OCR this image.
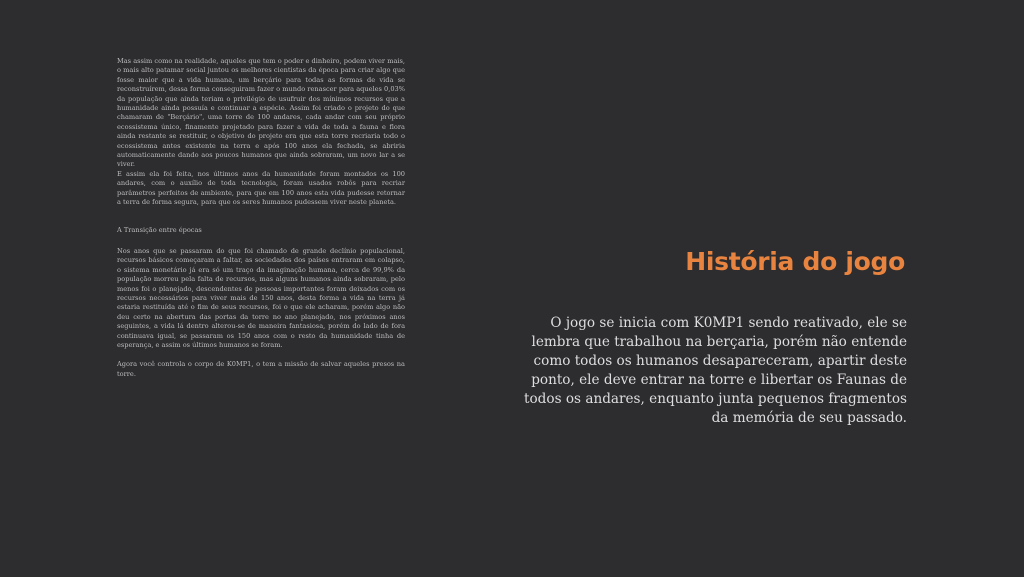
Mas assim como na realidade, aqueles que tem o poder e dinheiro, podem viver mais, o mais alto patamar social juntou os melhores cientistas da época para criar algo que fosse maior que a vida humana, um berçário para todas as formas de vida se reconstruírem, dessa forma conseguiram fazer o mundo renascer para aqueles 0,03% da população que ainda teriam o privilégio de usufruir dos mínimos recursos que a humanidade ainda possuía e continuar a espécie. Assim foi criado o projeto do que chamaram de "Berçário", uma torre de 100 andares, cada andar com seu próprio ecossistema único, finamente projetado para fazer a vida de toda a fauna e flora ainda restante se restituir, o objetivo do projeto era que esta torre recriaria todo o ecossistema antes existente na terra e após 100 anos ela fechada, se abriria automaticamente dando aos poucos humanos que ainda sobraram, um novo lar a se viver.

E assim ela foi feita, nos últimos anos da humanidade foram montados os 100 andares, com o auxílio de toda tecnologia, foram usados robôs para recriar parâmetros perfeitos de ambiente, para que em 100 anos esta vida pudesse retornar a terra de forma segura, para que os seres humanos pudessem viver neste planeta.

A Transição entre épocas

Nos anos que se passaram do que foi chamado de grande declínio populacional, recursos básicos começaram a faltar, as sociedades dos países entraram em colapso, o sistema monetário já era só um traço da imaginação humana, cerca de 99,9% da população morreu pela falta de recursos, mas alguns humanos ainda sobraram, pelo menos foi o planejado, descendentes de pessoas importantes foram deixados com os recursos necessários para viver mais de 150 anos, desta forma a vida na terra já estaria restituída até o fim de seus recursos, foi o que ele acharam, porém algo não deu certo na abertura das portas da torre no ano planejado, nos próximos anos seguintes, a vida lá dentro alterou-se de maneira fantasiosa, porém do lado de fora continuava igual, se passaram os 150 anos com o resto da humanidade tinha de esperança, e assim os últimos humanos se foram.

Agora você controla o corpo de K0MP1, o tem a missão de salvar aqueles presos na torre.

História do jogo
O jogo se inicia com K0MP1 sendo reativado, ele se lembra que trabalhou na berçaria, porém não entende como todos os humanos desapareceram, apartir deste ponto, ele deve entrar na torre e libertar os Faunas de todos os andares, enquanto junta pequenos fragmentos da memória de seu passado.
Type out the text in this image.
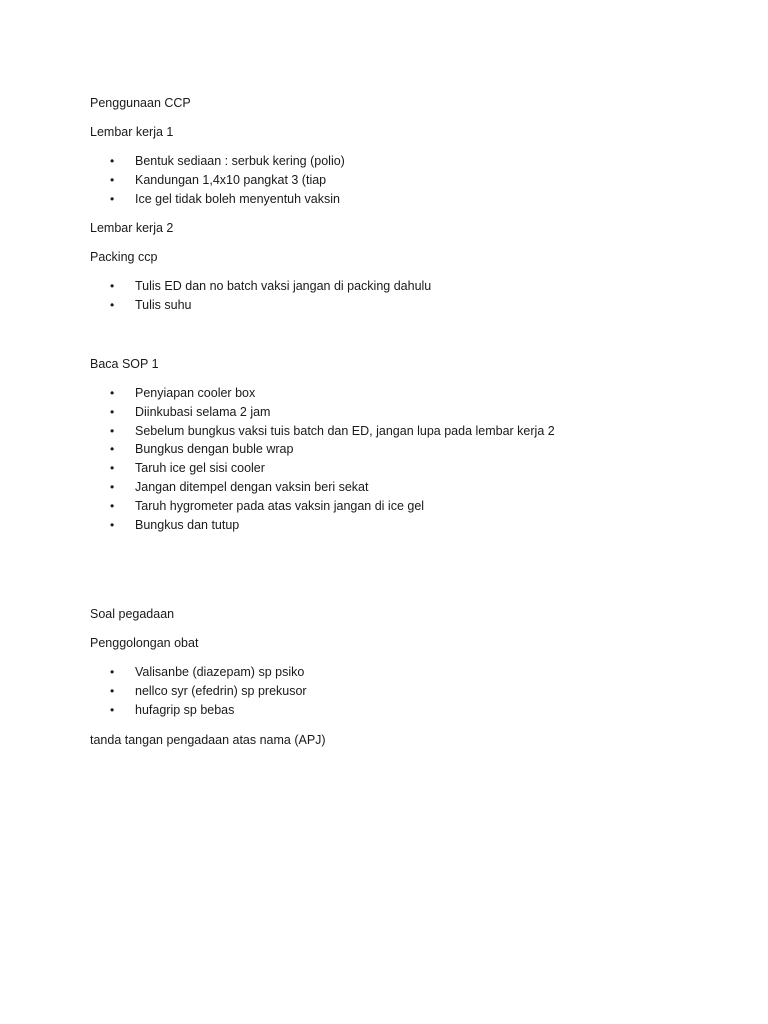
Penggunaan CCP

Lembar kerja 1

• Bentuk sediaan : serbuk kering (polio)
• Kandungan 1,4x10 pangkat 3 (tiap
• Ice gel tidak boleh menyentuh vaksin

Lembar kerja 2

Packing ccp

• Tulis ED dan no batch vaksi jangan di packing dahulu
• Tulis suhu

Baca SOP 1

• Penyiapan cooler box
• Diinkubasi selama 2 jam
• Sebelum bungkus vaksi tuis batch dan ED, jangan lupa pada lembar kerja 2
• Bungkus dengan buble wrap
• Taruh ice gel sisi cooler
• Jangan ditempel dengan vaksin beri sekat
• Taruh hygrometer pada atas vaksin jangan di ice gel
• Bungkus dan tutup

Soal pegadaan

Penggolongan obat

• Valisanbe (diazepam) sp psiko
• nellco syr (efedrin) sp prekusor
• hufagrip sp bebas

tanda tangan pengadaan atas nama (APJ)
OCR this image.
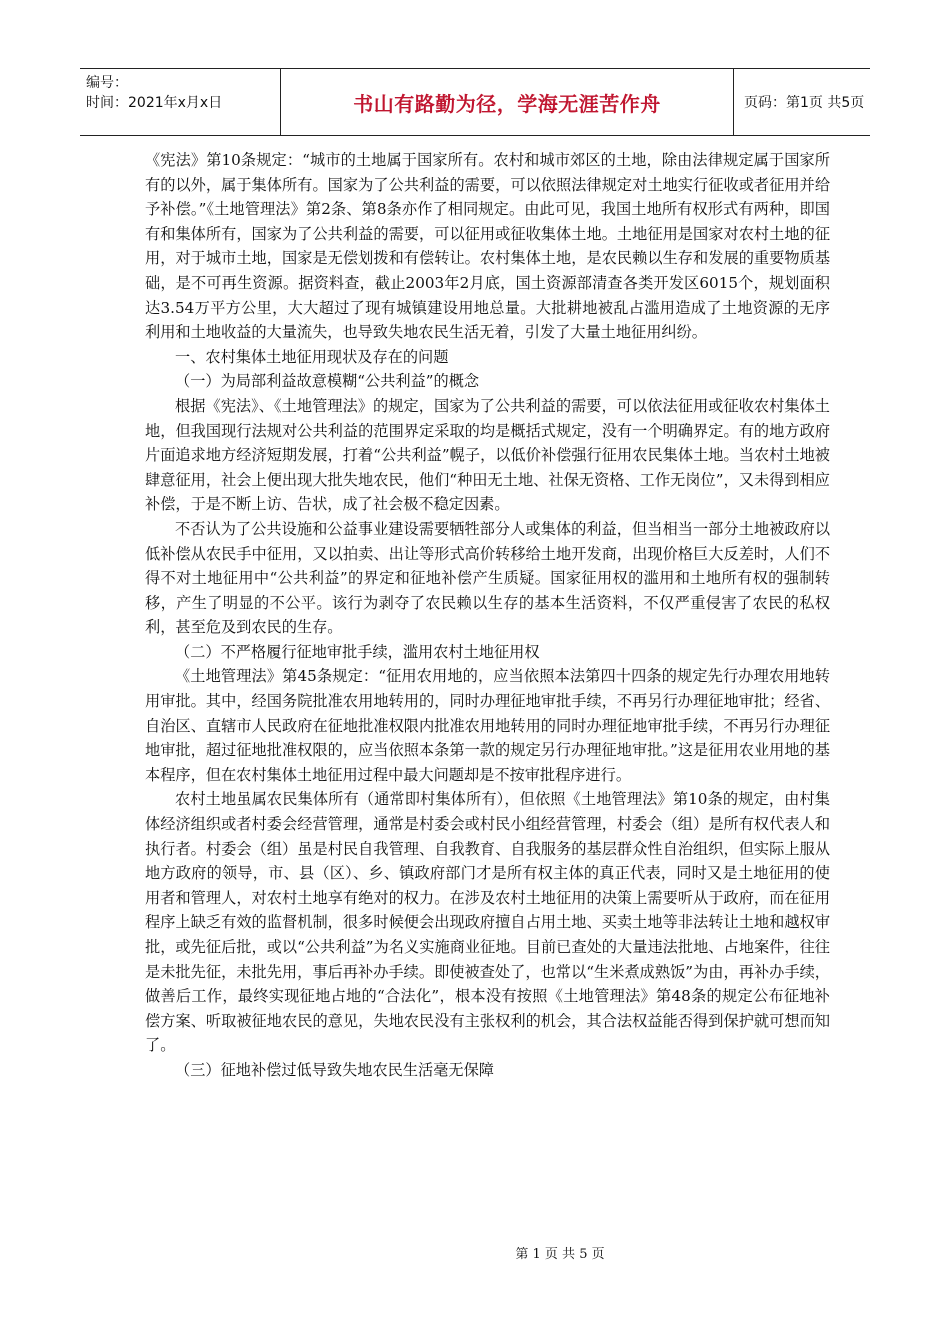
编号：
时间：2021年x月x日	书山有路勤为径，学海无涯苦作舟	页码：第1页 共5页

《宪法》第10条规定：“城市的土地属于国家所有。农村和城市郊区的土地，除由法律规定属于国家所有的以外，属于集体所有。国家为了公共利益的需要，可以依照法律规定对土地实行征收或者征用并给予补偿。”《土地管理法》第2条、第8条亦作了相同规定。由此可见，我国土地所有权形式有两种，即国有和集体所有，国家为了公共利益的需要，可以征用或征收集体土地。土地征用是国家对农村土地的征用，对于城市土地，国家是无偿划拨和有偿转让。农村集体土地，是农民赖以生存和发展的重要物质基础，是不可再生资源。据资料查，截止2003年2月底，国土资源部清查各类开发区6015个，规划面积达3.54万平方公里，大大超过了现有城镇建设用地总量。大批耕地被乱占滥用造成了土地资源的无序利用和土地收益的大量流失，也导致失地农民生活无着，引发了大量土地征用纠纷。

一、农村集体土地征用现状及存在的问题

（一）为局部利益故意模糊“公共利益”的概念

根据《宪法》、《土地管理法》的规定，国家为了公共利益的需要，可以依法征用或征收农村集体土地，但我国现行法规对公共利益的范围界定采取的均是概括式规定，没有一个明确界定。有的地方政府片面追求地方经济短期发展，打着“公共利益”幌子，以低价补偿强行征用农民集体土地。当农村土地被肆意征用，社会上便出现大批失地农民，他们“种田无土地、社保无资格、工作无岗位”，又未得到相应补偿，于是不断上访、告状，成了社会极不稳定因素。

不否认为了公共设施和公益事业建设需要牺牲部分人或集体的利益，但当相当一部分土地被政府以低补偿从农民手中征用，又以拍卖、出让等形式高价转移给土地开发商，出现价格巨大反差时，人们不得不对土地征用中“公共利益”的界定和征地补偿产生质疑。国家征用权的滥用和土地所有权的强制转移，产生了明显的不公平。该行为剥夺了农民赖以生存的基本生活资料，不仅严重侵害了农民的私权利，甚至危及到农民的生存。

（二）不严格履行征地审批手续，滥用农村土地征用权

《土地管理法》第45条规定：“征用农用地的，应当依照本法第四十四条的规定先行办理农用地转用审批。其中，经国务院批准农用地转用的，同时办理征地审批手续，不再另行办理征地审批；经省、自治区、直辖市人民政府在征地批准权限内批准农用地转用的同时办理征地审批手续，不再另行办理征地审批，超过征地批准权限的，应当依照本条第一款的规定另行办理征地审批。”这是征用农业用地的基本程序，但在农村集体土地征用过程中最大问题却是不按审批程序进行。

农村土地虽属农民集体所有（通常即村集体所有），但依照《土地管理法》第10条的规定，由村集体经济组织或者村委会经营管理，通常是村委会或村民小组经营管理，村委会（组）是所有权代表人和执行者。村委会（组）虽是村民自我管理、自我教育、自我服务的基层群众性自治组织，但实际上服从地方政府的领导，市、县（区）、乡、镇政府部门才是所有权主体的真正代表，同时又是土地征用的使用者和管理人，对农村土地享有绝对的权力。在涉及农村土地征用的决策上需要听从于政府，而在征用程序上缺乏有效的监督机制，很多时候便会出现政府擅自占用土地、买卖土地等非法转让土地和越权审批，或先征后批，或以“公共利益”为名义实施商业征地。目前已查处的大量违法批地、占地案件，往往是未批先征，未批先用，事后再补办手续。即使被查处了，也常以“生米煮成熟饭”为由，再补办手续，做善后工作，最终实现征地占地的“合法化”，根本没有按照《土地管理法》第48条的规定公布征地补偿方案、听取被征地农民的意见，失地农民没有主张权利的机会，其合法权益能否得到保护就可想而知了。

（三）征地补偿过低导致失地农民生活毫无保障

第 1 页 共 5 页
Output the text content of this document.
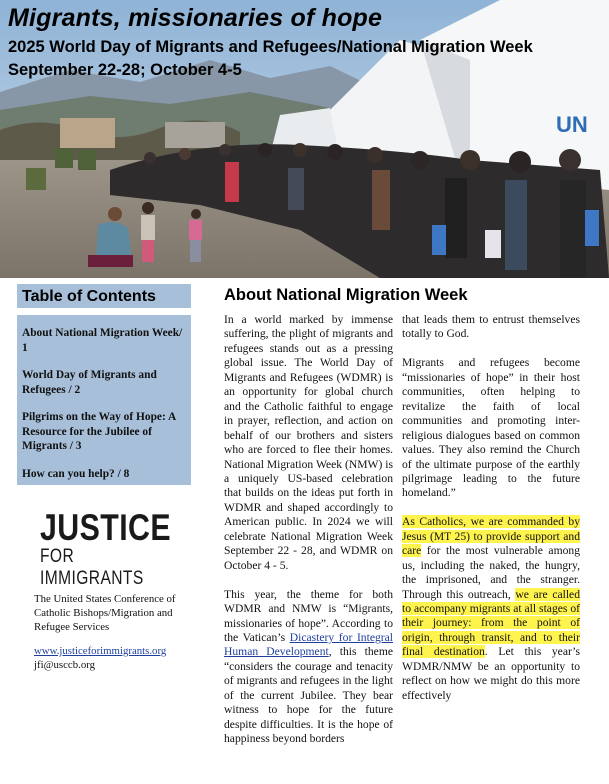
UN
Migrants, missionaries of hope
2025 World Day of Migrants and Refugees/National Migration Week
September 22-28; October 4-5
Table of Contents
About National Migration Week/ 1
World Day of Migrants and Refugees / 2
Pilgrims on the Way of Hope: A Resource for the Jubilee of Migrants / 3
How can you help? / 8
JUSTICE
FOR IMMIGRANTS
The United States Conference of Catholic Bishops/Migration and Refugee Services
www.justiceforimmigrants.org
jfi@usccb.org
About National Migration Week

In a world marked by immense suffering, the plight of migrants and refugees stands out as a pressing global issue. The World Day of Migrants and Refugees (WDMR) is an opportunity for global church and the Catholic faithful to engage in prayer, reflection, and action on behalf of our brothers and sisters who are forced to flee their homes. National Migration Week (NMW) is a uniquely US-based celebration that builds on the ideas put forth in WDMR and shaped accordingly to American public. In 2024 we will celebrate National Migration Week September 22 - 28, and WDMR on October 4 - 5.

This year, the theme for both WDMR and NMW is “Migrants, missionaries of hope”. According to the Vatican’s Dicastery for Integral Human Development, this theme “considers the courage and tenacity of migrants and refugees in the light of the current Jubilee. They bear witness to hope for the future despite difficulties. It is the hope of happiness beyond borders

that leads them to entrust themselves totally to God.

Migrants and refugees become “missionaries of hope” in their host communities, often helping to revitalize the faith of local communities and promoting inter-religious dialogues based on common values. They also remind the Church of the ultimate purpose of the earthly pilgrimage leading to the future homeland.”

As Catholics, we are commanded by Jesus (MT 25) to provide support and care for the most vulnerable among us, including the naked, the hungry, the imprisoned, and the stranger. Through this outreach, we are called to accompany migrants at all stages of their journey: from the point of origin, through transit, and to their final destination. Let this year’s WDMR/NMW be an opportunity to reflect on how we might do this more effectively
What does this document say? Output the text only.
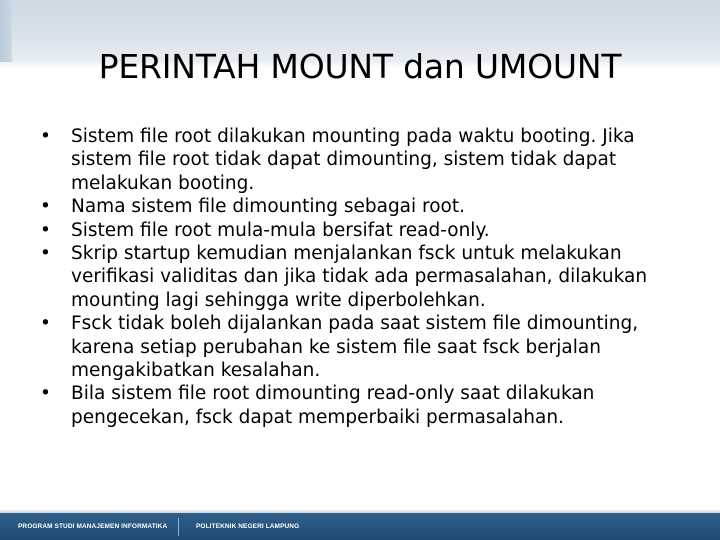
PERINTAH MOUNT dan UMOUNT
• Sistem file root dilakukan mounting pada waktu booting. Jika sistem file root tidak dapat dimounting, sistem tidak dapat melakukan booting.
• Nama sistem file dimounting sebagai root.
• Sistem file root mula-mula bersifat read-only.
• Skrip startup kemudian menjalankan fsck untuk melakukan verifikasi validitas dan jika tidak ada permasalahan, dilakukan mounting lagi sehingga write diperbolehkan.
• Fsck tidak boleh dijalankan pada saat sistem file dimounting, karena setiap perubahan ke sistem file saat fsck berjalan mengakibatkan kesalahan.
• Bila sistem file root dimounting read-only saat dilakukan pengecekan, fsck dapat memperbaiki permasalahan.
PROGRAM STUDI MANAJEMEN INFORMATIKA	POLITEKNIK NEGERI LAMPUNG
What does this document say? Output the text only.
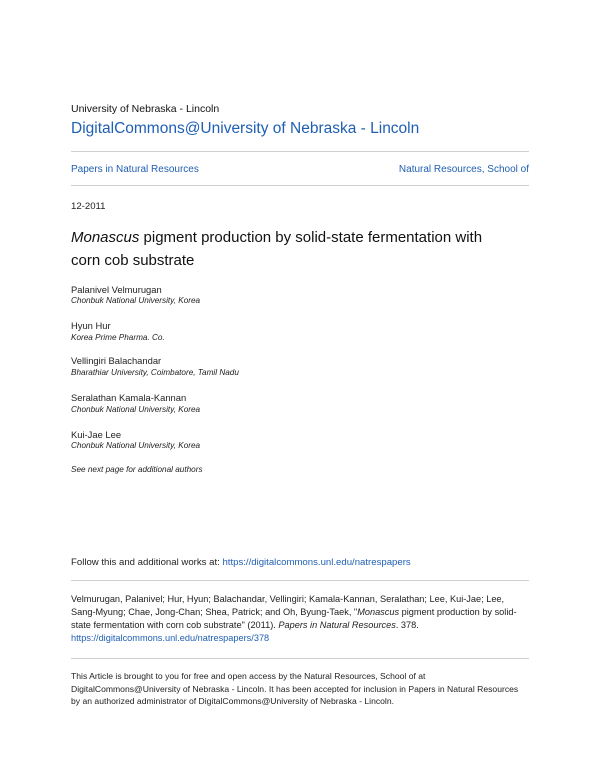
University of Nebraska - Lincoln
DigitalCommons@University of Nebraska - Lincoln
Papers in Natural Resources	Natural Resources, School of
12-2011
Monascus pigment production by solid-state fermentation with
corn cob substrate
Palanivel Velmurugan
Chonbuk National University, Korea
Hyun Hur
Korea Prime Pharma. Co.
Vellingiri Balachandar
Bharathiar University, Coimbatore, Tamil Nadu
Seralathan Kamala-Kannan
Chonbuk National University, Korea
Kui-Jae Lee
Chonbuk National University, Korea
See next page for additional authors
Follow this and additional works at: https://digitalcommons.unl.edu/natrespapers
Velmurugan, Palanivel; Hur, Hyun; Balachandar, Vellingiri; Kamala-Kannan, Seralathan; Lee, Kui-Jae; Lee, Sang-Myung; Chae, Jong-Chan; Shea, Patrick; and Oh, Byung-Taek, "Monascus pigment production by solid-state fermentation with corn cob substrate" (2011). Papers in Natural Resources. 378.
https://digitalcommons.unl.edu/natrespapers/378
This Article is brought to you for free and open access by the Natural Resources, School of at DigitalCommons@University of Nebraska - Lincoln. It has been accepted for inclusion in Papers in Natural Resources by an authorized administrator of DigitalCommons@University of Nebraska - Lincoln.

◇ ◇ ◇ ◇

WHAT IS BEING ASKED → Copy each line above that contains the string "substrate".

ANSWER BELOW →
corn cob substrate
Velmurugan, Palanivel; Hur, Hyun; Balachandar, Vellingiri; Kamala-Kannan, Seralathan; Lee, Kui-Jae; Lee, Sang-Myung; Chae, Jong-Chan; Shea, Patrick; and Oh, Byung-Taek, "Monascus pigment production by solid-state fermentation with corn cob substrate" (2011). Papers in Natural Resources. 378.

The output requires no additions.